**STATED TASK:** Write out the listing below exactly, and omit any images you find in it.

**ENTRIES SUPPLIED:**
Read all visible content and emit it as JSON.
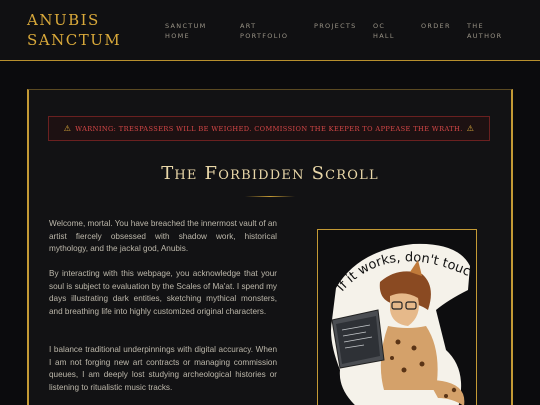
{
  "header": {
    "logo_line1": "ANUBIS",
    "logo_line2": "SANCTUM",
    "nav": [
      {
        "label": "SANCTUM\nHOME"
      },
      {
        "label": "ART\nPORTFOLIO"
      },
      {
        "label": "PROJECTS"
      },
      {
        "label": "OC\nHALL"
      },
      {
        "label": "ORDER"
      },
      {
        "label": "THE\nAUTHOR"
      }
    ]
  },
  "warning": {
    "icon": "⚠",
    "text": "WARNING: TRESPASSERS WILL BE WEIGHED. COMMISSION THE KEEPER TO APPEASE THE WRATH."
  },
  "main": {
    "title": "The Forbidden Scroll",
    "paragraphs": [
      "Welcome, mortal. You have breached the innermost vault of an artist fiercely obsessed with shadow work, historical mythology, and the jackal god, Anubis.",
      "By interacting with this webpage, you acknowledge that your soul is subject to evaluation by the Scales of Ma'at. I spend my days illustrating dark entities, sketching mythical monsters, and breathing life into highly customized original characters.",
      "I balance traditional underpinnings with digital accuracy. When I am not forging new art contracts or managing commission queues, I am deeply lost studying archeological histories or listening to ritualistic music tracks."
    ],
    "art": {
      "sticker_text": "If it works, don't touch it"
    }
  },
  "colors": {
    "gold": "#c49a35",
    "warning_red": "#d84848",
    "background": "#0b0b0d"
  }
}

**SOLUTION:**
Read all visible content and emit it as JSON.
{
  "header": {
    "logo_line1": "ANUBIS",
    "logo_line2": "SANCTUM",
    "nav": [
      {
        "label": "SANCTUM\nHOME"
      },
      {
        "label": "ART\nPORTFOLIO"
      },
      {
        "label": "PROJECTS"
      },
      {
        "label": "OC\nHALL"
      },
      {
        "label": "ORDER"
      },
      {
        "label": "THE\nAUTHOR"
      }
    ]
  },
  "warning": {
    "icon": "⚠",
    "text": "WARNING: TRESPASSERS WILL BE WEIGHED. COMMISSION THE KEEPER TO APPEASE THE WRATH."
  },
  "main": {
    "title": "The Forbidden Scroll",
    "paragraphs": [
      "Welcome, mortal. You have breached the innermost vault of an artist fiercely obsessed with shadow work, historical mythology, and the jackal god, Anubis.",
      "By interacting with this webpage, you acknowledge that your soul is subject to evaluation by the Scales of Ma'at. I spend my days illustrating dark entities, sketching mythical monsters, and breathing life into highly customized original characters.",
      "I balance traditional underpinnings with digital accuracy. When I am not forging new art contracts or managing commission queues, I am deeply lost studying archeological histories or listening to ritualistic music tracks."
    ],
    "art": {
      "sticker_text": "If it works, don't touch it"
    }
  },
  "colors": {
    "gold": "#c49a35",
    "warning_red": "#d84848",
    "background": "#0b0b0d"
  }
}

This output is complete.